Figure collection entries
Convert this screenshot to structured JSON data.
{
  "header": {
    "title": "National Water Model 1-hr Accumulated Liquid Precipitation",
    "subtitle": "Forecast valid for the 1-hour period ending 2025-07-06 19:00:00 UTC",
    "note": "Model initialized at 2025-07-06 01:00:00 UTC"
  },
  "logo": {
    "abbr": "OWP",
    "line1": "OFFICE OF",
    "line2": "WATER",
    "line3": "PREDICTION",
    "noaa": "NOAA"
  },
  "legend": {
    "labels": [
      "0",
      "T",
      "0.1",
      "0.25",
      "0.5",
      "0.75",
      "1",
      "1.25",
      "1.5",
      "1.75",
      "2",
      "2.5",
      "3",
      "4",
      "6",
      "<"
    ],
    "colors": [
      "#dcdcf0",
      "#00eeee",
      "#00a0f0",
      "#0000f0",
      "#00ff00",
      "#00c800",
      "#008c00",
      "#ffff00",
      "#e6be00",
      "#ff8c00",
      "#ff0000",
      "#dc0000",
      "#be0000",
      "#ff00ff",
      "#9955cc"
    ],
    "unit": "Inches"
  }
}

== What you are asked to do ==
Take the entries above and transcribe them in full.

== Exercise result ==
Convert this screenshot to structured JSON data.
{
  "header": {
    "title": "National Water Model 1-hr Accumulated Liquid Precipitation",
    "subtitle": "Forecast valid for the 1-hour period ending 2025-07-06 19:00:00 UTC",
    "note": "Model initialized at 2025-07-06 01:00:00 UTC"
  },
  "logo": {
    "abbr": "OWP",
    "line1": "OFFICE OF",
    "line2": "WATER",
    "line3": "PREDICTION",
    "noaa": "NOAA"
  },
  "legend": {
    "labels": [
      "0",
      "T",
      "0.1",
      "0.25",
      "0.5",
      "0.75",
      "1",
      "1.25",
      "1.5",
      "1.75",
      "2",
      "2.5",
      "3",
      "4",
      "6",
      "<"
    ],
    "colors": [
      "#dcdcf0",
      "#00eeee",
      "#00a0f0",
      "#0000f0",
      "#00ff00",
      "#00c800",
      "#008c00",
      "#ffff00",
      "#e6be00",
      "#ff8c00",
      "#ff0000",
      "#dc0000",
      "#be0000",
      "#ff00ff",
      "#9955cc"
    ],
    "unit": "Inches"
  }
}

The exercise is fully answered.